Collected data
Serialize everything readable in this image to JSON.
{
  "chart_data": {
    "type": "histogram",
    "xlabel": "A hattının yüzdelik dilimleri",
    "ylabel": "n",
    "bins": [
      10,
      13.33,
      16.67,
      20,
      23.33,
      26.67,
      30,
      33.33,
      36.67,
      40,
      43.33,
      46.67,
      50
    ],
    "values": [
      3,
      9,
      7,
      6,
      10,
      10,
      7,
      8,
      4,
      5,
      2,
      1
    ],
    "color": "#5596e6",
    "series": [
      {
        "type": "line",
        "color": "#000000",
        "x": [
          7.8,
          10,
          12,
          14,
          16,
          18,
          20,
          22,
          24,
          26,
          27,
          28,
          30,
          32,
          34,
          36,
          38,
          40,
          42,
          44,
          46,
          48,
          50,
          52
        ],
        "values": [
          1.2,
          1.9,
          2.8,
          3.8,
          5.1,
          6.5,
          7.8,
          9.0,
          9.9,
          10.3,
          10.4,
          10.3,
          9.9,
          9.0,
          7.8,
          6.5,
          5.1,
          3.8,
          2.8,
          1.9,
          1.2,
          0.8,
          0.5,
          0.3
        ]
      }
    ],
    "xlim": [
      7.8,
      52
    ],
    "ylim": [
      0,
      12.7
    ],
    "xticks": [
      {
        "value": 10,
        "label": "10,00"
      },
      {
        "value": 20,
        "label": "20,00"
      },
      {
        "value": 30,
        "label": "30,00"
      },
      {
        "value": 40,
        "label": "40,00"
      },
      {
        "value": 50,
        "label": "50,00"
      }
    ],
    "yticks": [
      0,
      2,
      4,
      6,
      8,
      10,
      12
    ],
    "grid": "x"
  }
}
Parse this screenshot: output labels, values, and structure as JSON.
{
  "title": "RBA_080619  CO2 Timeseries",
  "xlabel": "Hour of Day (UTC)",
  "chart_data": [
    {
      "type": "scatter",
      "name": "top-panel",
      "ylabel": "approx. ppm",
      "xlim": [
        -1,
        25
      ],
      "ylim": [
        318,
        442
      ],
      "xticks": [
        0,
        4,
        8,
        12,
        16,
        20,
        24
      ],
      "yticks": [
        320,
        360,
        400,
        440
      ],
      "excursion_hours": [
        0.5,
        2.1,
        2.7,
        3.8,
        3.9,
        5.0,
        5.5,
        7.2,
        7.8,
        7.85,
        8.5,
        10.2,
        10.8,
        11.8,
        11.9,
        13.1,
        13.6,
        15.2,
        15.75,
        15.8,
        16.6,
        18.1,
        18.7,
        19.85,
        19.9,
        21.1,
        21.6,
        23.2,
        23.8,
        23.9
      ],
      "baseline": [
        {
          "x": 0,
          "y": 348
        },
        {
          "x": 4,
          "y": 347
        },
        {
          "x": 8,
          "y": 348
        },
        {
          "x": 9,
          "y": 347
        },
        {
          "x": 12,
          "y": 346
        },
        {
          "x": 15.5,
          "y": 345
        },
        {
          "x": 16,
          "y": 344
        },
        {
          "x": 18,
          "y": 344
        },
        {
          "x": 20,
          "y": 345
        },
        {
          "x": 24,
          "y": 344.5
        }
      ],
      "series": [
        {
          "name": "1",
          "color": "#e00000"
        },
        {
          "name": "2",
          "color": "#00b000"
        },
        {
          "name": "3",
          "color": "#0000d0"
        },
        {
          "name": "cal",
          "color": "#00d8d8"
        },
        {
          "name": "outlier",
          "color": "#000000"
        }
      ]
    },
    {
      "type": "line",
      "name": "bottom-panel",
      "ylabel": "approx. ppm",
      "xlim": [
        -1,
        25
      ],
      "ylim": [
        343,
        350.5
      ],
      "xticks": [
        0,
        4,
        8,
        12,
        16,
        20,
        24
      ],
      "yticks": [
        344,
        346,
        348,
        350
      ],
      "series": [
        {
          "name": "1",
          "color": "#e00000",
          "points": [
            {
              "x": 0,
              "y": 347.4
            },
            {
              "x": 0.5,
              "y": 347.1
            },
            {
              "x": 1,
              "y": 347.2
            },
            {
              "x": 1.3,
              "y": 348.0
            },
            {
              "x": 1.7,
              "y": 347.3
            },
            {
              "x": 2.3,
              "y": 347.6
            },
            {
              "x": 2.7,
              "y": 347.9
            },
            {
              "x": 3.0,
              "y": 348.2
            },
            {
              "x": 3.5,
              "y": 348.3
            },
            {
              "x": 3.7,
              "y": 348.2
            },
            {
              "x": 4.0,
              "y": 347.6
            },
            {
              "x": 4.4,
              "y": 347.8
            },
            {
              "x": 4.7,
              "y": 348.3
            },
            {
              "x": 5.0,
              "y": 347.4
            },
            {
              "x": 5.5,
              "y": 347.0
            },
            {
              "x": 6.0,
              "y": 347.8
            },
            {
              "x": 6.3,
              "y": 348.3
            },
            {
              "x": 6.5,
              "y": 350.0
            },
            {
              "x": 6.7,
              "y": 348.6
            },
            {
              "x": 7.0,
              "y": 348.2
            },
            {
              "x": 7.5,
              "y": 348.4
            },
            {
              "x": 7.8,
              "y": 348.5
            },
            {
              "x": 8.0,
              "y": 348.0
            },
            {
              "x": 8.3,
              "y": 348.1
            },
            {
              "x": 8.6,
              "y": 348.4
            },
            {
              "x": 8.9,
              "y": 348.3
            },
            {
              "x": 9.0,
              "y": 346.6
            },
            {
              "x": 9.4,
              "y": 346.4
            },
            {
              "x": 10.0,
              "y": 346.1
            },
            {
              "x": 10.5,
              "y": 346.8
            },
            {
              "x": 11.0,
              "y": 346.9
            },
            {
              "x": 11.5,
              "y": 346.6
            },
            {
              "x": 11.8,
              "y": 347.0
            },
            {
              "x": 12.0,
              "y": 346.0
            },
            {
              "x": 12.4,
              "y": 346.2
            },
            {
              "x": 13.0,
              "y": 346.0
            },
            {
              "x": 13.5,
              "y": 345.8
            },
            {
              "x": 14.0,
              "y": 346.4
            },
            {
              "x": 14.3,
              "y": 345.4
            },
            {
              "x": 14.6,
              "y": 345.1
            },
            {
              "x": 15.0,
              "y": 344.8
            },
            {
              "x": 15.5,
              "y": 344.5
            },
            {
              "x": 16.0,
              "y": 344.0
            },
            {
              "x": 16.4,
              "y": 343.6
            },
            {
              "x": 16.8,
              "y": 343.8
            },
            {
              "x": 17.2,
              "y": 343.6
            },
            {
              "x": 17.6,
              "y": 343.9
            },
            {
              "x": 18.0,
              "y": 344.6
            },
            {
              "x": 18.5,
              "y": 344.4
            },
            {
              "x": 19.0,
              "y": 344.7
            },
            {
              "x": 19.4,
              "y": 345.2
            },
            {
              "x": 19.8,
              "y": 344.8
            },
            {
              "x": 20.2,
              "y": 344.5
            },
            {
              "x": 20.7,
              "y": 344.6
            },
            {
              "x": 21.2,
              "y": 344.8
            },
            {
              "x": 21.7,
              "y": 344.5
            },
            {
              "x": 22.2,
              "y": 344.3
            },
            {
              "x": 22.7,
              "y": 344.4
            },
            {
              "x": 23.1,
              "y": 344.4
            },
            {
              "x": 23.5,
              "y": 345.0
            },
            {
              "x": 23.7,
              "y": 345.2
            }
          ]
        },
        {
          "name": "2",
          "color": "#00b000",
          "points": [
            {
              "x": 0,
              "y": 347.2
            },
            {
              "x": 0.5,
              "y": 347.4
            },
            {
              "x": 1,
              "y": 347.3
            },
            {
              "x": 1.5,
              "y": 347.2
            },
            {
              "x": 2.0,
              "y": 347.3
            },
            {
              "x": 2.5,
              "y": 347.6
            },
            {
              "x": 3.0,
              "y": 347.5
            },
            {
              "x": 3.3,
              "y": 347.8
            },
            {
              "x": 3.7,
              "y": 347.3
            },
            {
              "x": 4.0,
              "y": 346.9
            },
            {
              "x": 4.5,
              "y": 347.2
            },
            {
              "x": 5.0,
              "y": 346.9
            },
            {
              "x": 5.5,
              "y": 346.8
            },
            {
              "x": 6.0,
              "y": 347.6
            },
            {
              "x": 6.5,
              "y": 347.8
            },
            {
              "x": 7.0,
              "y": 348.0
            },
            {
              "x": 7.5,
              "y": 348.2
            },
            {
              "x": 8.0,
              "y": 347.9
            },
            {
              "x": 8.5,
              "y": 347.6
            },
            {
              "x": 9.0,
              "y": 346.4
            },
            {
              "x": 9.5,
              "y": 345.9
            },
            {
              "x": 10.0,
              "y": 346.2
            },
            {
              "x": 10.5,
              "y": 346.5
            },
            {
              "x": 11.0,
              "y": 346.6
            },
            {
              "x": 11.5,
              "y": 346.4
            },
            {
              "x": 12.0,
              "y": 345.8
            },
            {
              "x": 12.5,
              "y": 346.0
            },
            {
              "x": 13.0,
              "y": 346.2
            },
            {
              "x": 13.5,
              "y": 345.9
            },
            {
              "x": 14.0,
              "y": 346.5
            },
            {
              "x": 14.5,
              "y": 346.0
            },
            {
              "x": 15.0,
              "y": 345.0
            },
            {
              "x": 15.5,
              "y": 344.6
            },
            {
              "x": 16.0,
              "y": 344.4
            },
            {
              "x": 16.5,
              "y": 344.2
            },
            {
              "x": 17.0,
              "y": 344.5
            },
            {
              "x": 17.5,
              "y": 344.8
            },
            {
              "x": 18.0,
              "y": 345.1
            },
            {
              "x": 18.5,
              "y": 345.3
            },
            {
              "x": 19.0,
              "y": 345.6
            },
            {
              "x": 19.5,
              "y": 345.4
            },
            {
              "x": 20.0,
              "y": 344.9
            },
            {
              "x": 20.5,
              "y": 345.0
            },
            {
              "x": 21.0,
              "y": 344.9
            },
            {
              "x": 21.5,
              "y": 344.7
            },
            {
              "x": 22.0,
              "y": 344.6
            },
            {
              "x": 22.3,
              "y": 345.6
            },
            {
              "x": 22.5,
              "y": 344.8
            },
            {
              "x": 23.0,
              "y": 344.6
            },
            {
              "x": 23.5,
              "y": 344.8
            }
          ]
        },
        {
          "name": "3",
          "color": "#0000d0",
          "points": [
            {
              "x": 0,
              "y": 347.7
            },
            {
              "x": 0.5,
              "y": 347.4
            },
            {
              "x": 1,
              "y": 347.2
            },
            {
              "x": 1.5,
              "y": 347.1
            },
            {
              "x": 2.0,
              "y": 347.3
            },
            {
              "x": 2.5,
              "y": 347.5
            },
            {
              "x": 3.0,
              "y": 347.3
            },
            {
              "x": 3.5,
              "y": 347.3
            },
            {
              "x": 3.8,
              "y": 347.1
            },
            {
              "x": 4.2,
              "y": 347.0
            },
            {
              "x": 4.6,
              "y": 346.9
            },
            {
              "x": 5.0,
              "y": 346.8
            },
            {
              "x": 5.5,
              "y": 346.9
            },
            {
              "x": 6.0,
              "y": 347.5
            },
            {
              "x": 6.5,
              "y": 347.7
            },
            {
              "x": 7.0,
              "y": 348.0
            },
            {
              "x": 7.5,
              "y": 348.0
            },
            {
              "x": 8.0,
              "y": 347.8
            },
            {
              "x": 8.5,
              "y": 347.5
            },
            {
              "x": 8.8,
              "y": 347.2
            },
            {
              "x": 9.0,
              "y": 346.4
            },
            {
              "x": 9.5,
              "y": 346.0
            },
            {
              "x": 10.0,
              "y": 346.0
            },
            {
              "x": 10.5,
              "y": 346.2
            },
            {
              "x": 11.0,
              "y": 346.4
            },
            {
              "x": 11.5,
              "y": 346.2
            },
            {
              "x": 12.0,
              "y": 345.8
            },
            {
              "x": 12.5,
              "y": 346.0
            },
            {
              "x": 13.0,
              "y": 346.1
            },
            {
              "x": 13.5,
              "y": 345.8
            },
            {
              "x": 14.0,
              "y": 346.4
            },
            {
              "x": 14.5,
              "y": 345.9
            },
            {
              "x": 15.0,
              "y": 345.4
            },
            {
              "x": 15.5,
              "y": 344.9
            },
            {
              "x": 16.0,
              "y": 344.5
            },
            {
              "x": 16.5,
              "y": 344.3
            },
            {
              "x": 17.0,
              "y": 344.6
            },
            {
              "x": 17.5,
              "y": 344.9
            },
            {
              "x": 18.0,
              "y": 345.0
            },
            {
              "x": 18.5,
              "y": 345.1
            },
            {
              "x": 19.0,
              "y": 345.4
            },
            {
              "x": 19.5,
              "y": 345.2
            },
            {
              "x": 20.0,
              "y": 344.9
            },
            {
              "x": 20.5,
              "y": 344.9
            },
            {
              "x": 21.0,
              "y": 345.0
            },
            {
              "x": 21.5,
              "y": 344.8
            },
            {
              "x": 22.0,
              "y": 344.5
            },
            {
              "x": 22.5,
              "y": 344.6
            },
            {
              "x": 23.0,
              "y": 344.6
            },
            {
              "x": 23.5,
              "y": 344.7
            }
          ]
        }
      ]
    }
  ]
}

§ Exercise objective
Pick out the lines containing the string "color".

§ Correct answer
    "color": "#5596e6",
        "color": "#000000",
          "color": "#e00000"
          "color": "#00b000"
          "color": "#0000d0"
          "color": "#00d8d8"
          "color": "#000000"
          "color": "#e00000",
          "color": "#00b000",
          "color": "#0000d0",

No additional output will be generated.